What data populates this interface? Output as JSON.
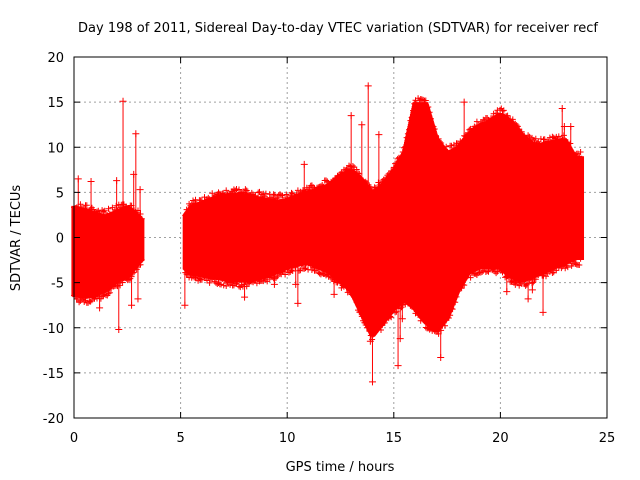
{
  "chart_data": {
    "type": "scatter",
    "title": "Day 198 of 2011, Sidereal Day-to-day VTEC variation (SDTVAR) for receiver recf",
    "xlabel": "GPS time / hours",
    "ylabel": "SDTVAR / TECUs",
    "xlim": [
      0,
      25
    ],
    "ylim": [
      -20,
      20
    ],
    "xticks": [
      0,
      5,
      10,
      15,
      20,
      25
    ],
    "yticks": [
      -20,
      -15,
      -10,
      -5,
      0,
      5,
      10,
      15,
      20
    ],
    "xtick_labels": [
      "0",
      "5",
      "10",
      "15",
      "20",
      "25"
    ],
    "ytick_labels": [
      "-20",
      "-15",
      "-10",
      "-5",
      "0",
      "5",
      "10",
      "15",
      "20"
    ],
    "grid": true,
    "series_color": "#ff0000",
    "marker": "plus",
    "envelope": {
      "x": [
        0.0,
        0.5,
        1.0,
        1.5,
        2.0,
        2.5,
        3.0,
        3.2,
        5.2,
        5.5,
        6.0,
        6.5,
        7.0,
        7.5,
        8.0,
        8.5,
        9.0,
        9.5,
        10.0,
        10.5,
        11.0,
        11.5,
        12.0,
        12.5,
        13.0,
        13.5,
        14.0,
        14.5,
        15.0,
        15.5,
        16.0,
        16.5,
        17.0,
        17.5,
        18.0,
        18.5,
        19.0,
        19.5,
        20.0,
        20.5,
        21.0,
        21.5,
        22.0,
        22.5,
        23.0,
        23.5,
        23.8
      ],
      "upper": [
        3.5,
        3.2,
        2.8,
        2.5,
        3.0,
        3.5,
        2.5,
        2.0,
        2.5,
        3.5,
        4.0,
        4.4,
        4.8,
        5.0,
        4.9,
        4.6,
        4.4,
        4.2,
        4.3,
        4.8,
        5.2,
        5.5,
        6.0,
        7.0,
        7.6,
        6.5,
        5.0,
        6.0,
        7.5,
        9.5,
        15.0,
        15.0,
        11.0,
        9.5,
        10.0,
        11.5,
        12.5,
        13.0,
        13.8,
        13.0,
        11.5,
        10.5,
        10.5,
        10.8,
        11.0,
        9.0,
        9.0
      ],
      "lower": [
        -6.5,
        -6.8,
        -6.5,
        -6.0,
        -5.0,
        -4.5,
        -3.0,
        -2.5,
        -3.5,
        -4.2,
        -4.4,
        -4.6,
        -4.8,
        -5.0,
        -5.0,
        -4.8,
        -4.5,
        -4.0,
        -3.5,
        -3.2,
        -3.0,
        -3.5,
        -4.0,
        -5.0,
        -6.0,
        -8.5,
        -11.0,
        -9.5,
        -8.0,
        -7.0,
        -8.0,
        -9.5,
        -10.5,
        -9.0,
        -6.0,
        -4.0,
        -3.5,
        -3.5,
        -3.5,
        -4.5,
        -5.0,
        -4.5,
        -4.0,
        -3.5,
        -3.0,
        -2.5,
        -2.5
      ]
    },
    "gaps": [
      [
        3.2,
        5.2
      ]
    ],
    "outliers": [
      [
        0.2,
        6.5
      ],
      [
        0.8,
        6.2
      ],
      [
        1.2,
        -7.8
      ],
      [
        2.0,
        6.3
      ],
      [
        2.1,
        -10.2
      ],
      [
        2.3,
        15.1
      ],
      [
        2.8,
        7.0
      ],
      [
        2.9,
        11.5
      ],
      [
        3.1,
        5.3
      ],
      [
        3.0,
        -6.8
      ],
      [
        2.7,
        -7.5
      ],
      [
        5.2,
        -7.5
      ],
      [
        8.0,
        -6.6
      ],
      [
        9.4,
        -5.2
      ],
      [
        10.0,
        4.0
      ],
      [
        10.4,
        -5.2
      ],
      [
        10.5,
        -7.3
      ],
      [
        10.8,
        8.1
      ],
      [
        12.2,
        -6.3
      ],
      [
        13.0,
        13.5
      ],
      [
        13.5,
        12.5
      ],
      [
        13.8,
        16.8
      ],
      [
        14.0,
        -16.0
      ],
      [
        13.9,
        -11.5
      ],
      [
        14.3,
        11.4
      ],
      [
        15.2,
        -14.2
      ],
      [
        15.3,
        -11.2
      ],
      [
        15.4,
        -9.0
      ],
      [
        16.0,
        -7.8
      ],
      [
        17.2,
        -13.3
      ],
      [
        18.3,
        15.0
      ],
      [
        19.2,
        -2.8
      ],
      [
        20.7,
        -5.2
      ],
      [
        21.3,
        -6.8
      ],
      [
        22.0,
        -8.3
      ],
      [
        22.9,
        14.3
      ],
      [
        23.0,
        12.3
      ],
      [
        23.3,
        12.3
      ],
      [
        21.5,
        -5.8
      ],
      [
        20.3,
        -6.0
      ]
    ]
  }
}
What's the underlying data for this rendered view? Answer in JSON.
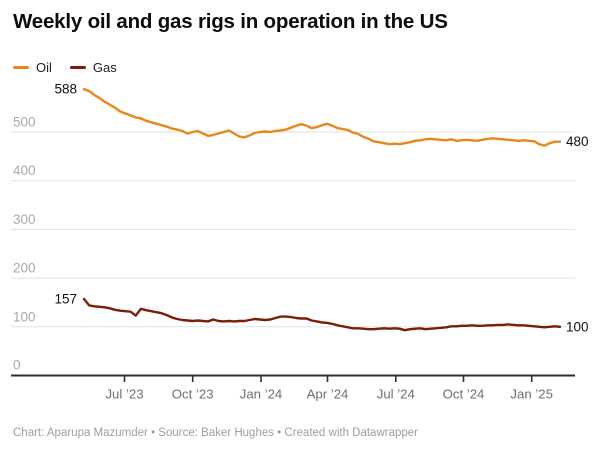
{
  "title": "Weekly oil and gas rigs in operation in the US",
  "footer": "Chart: Aparupa Mazumder • Source: Baker Hughes • Created with Datawrapper",
  "colors": {
    "oil": "#E8871A",
    "gas": "#7A1E07",
    "grid": "#e2e2e2",
    "axis": "#2f2f2f",
    "y_label": "#aaaaaa",
    "x_label": "#6f6f6f",
    "data_label": "#111111"
  },
  "chart_data": {
    "type": "line",
    "title": "Weekly oil and gas rigs in operation in the US",
    "xlabel": "",
    "ylabel": "",
    "grid": true,
    "legend_position": "top-left",
    "ylim": [
      0,
      610
    ],
    "y_ticks": [
      0,
      100,
      200,
      300,
      400,
      500
    ],
    "x_tick_labels": [
      "Jul ’23",
      "Oct ’23",
      "Jan ’24",
      "Apr ’24",
      "Jul ’24",
      "Oct ’24",
      "Jan ’25"
    ],
    "x_range_note": "weekly data from May 2023 to Feb 2025",
    "series": [
      {
        "name": "Oil",
        "color": "#E8871A",
        "start_label": "588",
        "end_label": "480",
        "values": [
          588,
          584,
          576,
          570,
          562,
          556,
          550,
          542,
          538,
          534,
          530,
          528,
          523,
          520,
          517,
          514,
          511,
          507,
          505,
          502,
          497,
          500,
          502,
          497,
          492,
          494,
          497,
          500,
          503,
          497,
          491,
          489,
          493,
          498,
          500,
          501,
          500,
          502,
          503,
          505,
          509,
          513,
          516,
          513,
          508,
          510,
          514,
          517,
          513,
          508,
          506,
          504,
          499,
          496,
          490,
          486,
          481,
          479,
          477,
          475,
          476,
          475,
          477,
          479,
          482,
          483,
          485,
          486,
          485,
          484,
          483,
          485,
          482,
          483,
          484,
          483,
          482,
          484,
          486,
          487,
          486,
          485,
          484,
          483,
          482,
          483,
          482,
          481,
          475,
          472,
          477,
          480,
          480
        ]
      },
      {
        "name": "Gas",
        "color": "#7A1E07",
        "start_label": "157",
        "end_label": "100",
        "values": [
          157,
          144,
          142,
          141,
          140,
          138,
          135,
          133,
          132,
          131,
          123,
          137,
          134,
          132,
          130,
          128,
          124,
          119,
          116,
          114,
          113,
          112,
          113,
          112,
          111,
          115,
          112,
          111,
          112,
          111,
          112,
          112,
          114,
          116,
          115,
          114,
          115,
          118,
          121,
          121,
          120,
          118,
          117,
          117,
          113,
          111,
          109,
          108,
          106,
          103,
          101,
          99,
          97,
          97,
          96,
          95,
          95,
          96,
          97,
          96,
          97,
          96,
          93,
          95,
          96,
          97,
          95,
          96,
          97,
          98,
          99,
          101,
          101,
          102,
          102,
          103,
          102,
          102,
          103,
          103,
          104,
          104,
          105,
          104,
          103,
          103,
          102,
          101,
          100,
          99,
          100,
          101,
          100
        ]
      }
    ]
  }
}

### EXERCISE GOAL
Strip out the pictures and quote the remaining data word for word.

### EXERCISE RESPONSE
What data populates this interface? Output as JSON.
{
  "chart_data": {
    "type": "scatter",
    "title": "Day 198 of 2011, Sidereal Day-to-day VTEC variation (SDTVAR) for receiver recf",
    "xlabel": "GPS time / hours",
    "ylabel": "SDTVAR / TECUs",
    "xlim": [
      0,
      25
    ],
    "ylim": [
      -20,
      20
    ],
    "xticks": [
      0,
      5,
      10,
      15,
      20,
      25
    ],
    "yticks": [
      -20,
      -15,
      -10,
      -5,
      0,
      5,
      10,
      15,
      20
    ],
    "xtick_labels": [
      "0",
      "5",
      "10",
      "15",
      "20",
      "25"
    ],
    "ytick_labels": [
      "-20",
      "-15",
      "-10",
      "-5",
      "0",
      "5",
      "10",
      "15",
      "20"
    ],
    "grid": true,
    "series_color": "#ff0000",
    "marker": "plus",
    "envelope": {
      "x": [
        0.0,
        0.5,
        1.0,
        1.5,
        2.0,
        2.5,
        3.0,
        3.2,
        5.2,
        5.5,
        6.0,
        6.5,
        7.0,
        7.5,
        8.0,
        8.5,
        9.0,
        9.5,
        10.0,
        10.5,
        11.0,
        11.5,
        12.0,
        12.5,
        13.0,
        13.5,
        14.0,
        14.5,
        15.0,
        15.5,
        16.0,
        16.5,
        17.0,
        17.5,
        18.0,
        18.5,
        19.0,
        19.5,
        20.0,
        20.5,
        21.0,
        21.5,
        22.0,
        22.5,
        23.0,
        23.5,
        23.8
      ],
      "upper": [
        3.5,
        3.2,
        2.8,
        2.5,
        3.0,
        3.5,
        2.5,
        2.0,
        2.5,
        3.5,
        4.0,
        4.4,
        4.8,
        5.0,
        4.9,
        4.6,
        4.4,
        4.2,
        4.3,
        4.8,
        5.2,
        5.5,
        6.0,
        7.0,
        7.6,
        6.5,
        5.0,
        6.0,
        7.5,
        9.5,
        15.0,
        15.0,
        11.0,
        9.5,
        10.0,
        11.5,
        12.5,
        13.0,
        13.8,
        13.0,
        11.5,
        10.5,
        10.5,
        10.8,
        11.0,
        9.0,
        9.0
      ],
      "lower": [
        -6.5,
        -6.8,
        -6.5,
        -6.0,
        -5.0,
        -4.5,
        -3.0,
        -2.5,
        -3.5,
        -4.2,
        -4.4,
        -4.6,
        -4.8,
        -5.0,
        -5.0,
        -4.8,
        -4.5,
        -4.0,
        -3.5,
        -3.2,
        -3.0,
        -3.5,
        -4.0,
        -5.0,
        -6.0,
        -8.5,
        -11.0,
        -9.5,
        -8.0,
        -7.0,
        -8.0,
        -9.5,
        -10.5,
        -9.0,
        -6.0,
        -4.0,
        -3.5,
        -3.5,
        -3.5,
        -4.5,
        -5.0,
        -4.5,
        -4.0,
        -3.5,
        -3.0,
        -2.5,
        -2.5
      ]
    },
    "gaps": [
      [
        3.2,
        5.2
      ]
    ],
    "outliers": [
      [
        0.2,
        6.5
      ],
      [
        0.8,
        6.2
      ],
      [
        1.2,
        -7.8
      ],
      [
        2.0,
        6.3
      ],
      [
        2.1,
        -10.2
      ],
      [
        2.3,
        15.1
      ],
      [
        2.8,
        7.0
      ],
      [
        2.9,
        11.5
      ],
      [
        3.1,
        5.3
      ],
      [
        3.0,
        -6.8
      ],
      [
        2.7,
        -7.5
      ],
      [
        5.2,
        -7.5
      ],
      [
        8.0,
        -6.6
      ],
      [
        9.4,
        -5.2
      ],
      [
        10.0,
        4.0
      ],
      [
        10.4,
        -5.2
      ],
      [
        10.5,
        -7.3
      ],
      [
        10.8,
        8.1
      ],
      [
        12.2,
        -6.3
      ],
      [
        13.0,
        13.5
      ],
      [
        13.5,
        12.5
      ],
      [
        13.8,
        16.8
      ],
      [
        14.0,
        -16.0
      ],
      [
        13.9,
        -11.5
      ],
      [
        14.3,
        11.4
      ],
      [
        15.2,
        -14.2
      ],
      [
        15.3,
        -11.2
      ],
      [
        15.4,
        -9.0
      ],
      [
        16.0,
        -7.8
      ],
      [
        17.2,
        -13.3
      ],
      [
        18.3,
        15.0
      ],
      [
        19.2,
        -2.8
      ],
      [
        20.7,
        -5.2
      ],
      [
        21.3,
        -6.8
      ],
      [
        22.0,
        -8.3
      ],
      [
        22.9,
        14.3
      ],
      [
        23.0,
        12.3
      ],
      [
        23.3,
        12.3
      ],
      [
        21.5,
        -5.8
      ],
      [
        20.3,
        -6.0
      ]
    ]
  }
}
What's the underlying data for this rendered view? Answer in JSON.
{
  "title": "Weekly oil and gas rigs in operation in the US",
  "footer": "Chart: Aparupa Mazumder • Source: Baker Hughes • Created with Datawrapper",
  "colors": {
    "oil": "#E8871A",
    "gas": "#7A1E07",
    "grid": "#e2e2e2",
    "axis": "#2f2f2f",
    "y_label": "#aaaaaa",
    "x_label": "#6f6f6f",
    "data_label": "#111111"
  },
  "chart_data": {
    "type": "line",
    "title": "Weekly oil and gas rigs in operation in the US",
    "xlabel": "",
    "ylabel": "",
    "grid": true,
    "legend_position": "top-left",
    "ylim": [
      0,
      610
    ],
    "y_ticks": [
      0,
      100,
      200,
      300,
      400,
      500
    ],
    "x_tick_labels": [
      "Jul ’23",
      "Oct ’23",
      "Jan ’24",
      "Apr ’24",
      "Jul ’24",
      "Oct ’24",
      "Jan ’25"
    ],
    "x_range_note": "weekly data from May 2023 to Feb 2025",
    "series": [
      {
        "name": "Oil",
        "color": "#E8871A",
        "start_label": "588",
        "end_label": "480",
        "values": [
          588,
          584,
          576,
          570,
          562,
          556,
          550,
          542,
          538,
          534,
          530,
          528,
          523,
          520,
          517,
          514,
          511,
          507,
          505,
          502,
          497,
          500,
          502,
          497,
          492,
          494,
          497,
          500,
          503,
          497,
          491,
          489,
          493,
          498,
          500,
          501,
          500,
          502,
          503,
          505,
          509,
          513,
          516,
          513,
          508,
          510,
          514,
          517,
          513,
          508,
          506,
          504,
          499,
          496,
          490,
          486,
          481,
          479,
          477,
          475,
          476,
          475,
          477,
          479,
          482,
          483,
          485,
          486,
          485,
          484,
          483,
          485,
          482,
          483,
          484,
          483,
          482,
          484,
          486,
          487,
          486,
          485,
          484,
          483,
          482,
          483,
          482,
          481,
          475,
          472,
          477,
          480,
          480
        ]
      },
      {
        "name": "Gas",
        "color": "#7A1E07",
        "start_label": "157",
        "end_label": "100",
        "values": [
          157,
          144,
          142,
          141,
          140,
          138,
          135,
          133,
          132,
          131,
          123,
          137,
          134,
          132,
          130,
          128,
          124,
          119,
          116,
          114,
          113,
          112,
          113,
          112,
          111,
          115,
          112,
          111,
          112,
          111,
          112,
          112,
          114,
          116,
          115,
          114,
          115,
          118,
          121,
          121,
          120,
          118,
          117,
          117,
          113,
          111,
          109,
          108,
          106,
          103,
          101,
          99,
          97,
          97,
          96,
          95,
          95,
          96,
          97,
          96,
          97,
          96,
          93,
          95,
          96,
          97,
          95,
          96,
          97,
          98,
          99,
          101,
          101,
          102,
          102,
          103,
          102,
          102,
          103,
          103,
          104,
          104,
          105,
          104,
          103,
          103,
          102,
          101,
          100,
          99,
          100,
          101,
          100
        ]
      }
    ]
  }
}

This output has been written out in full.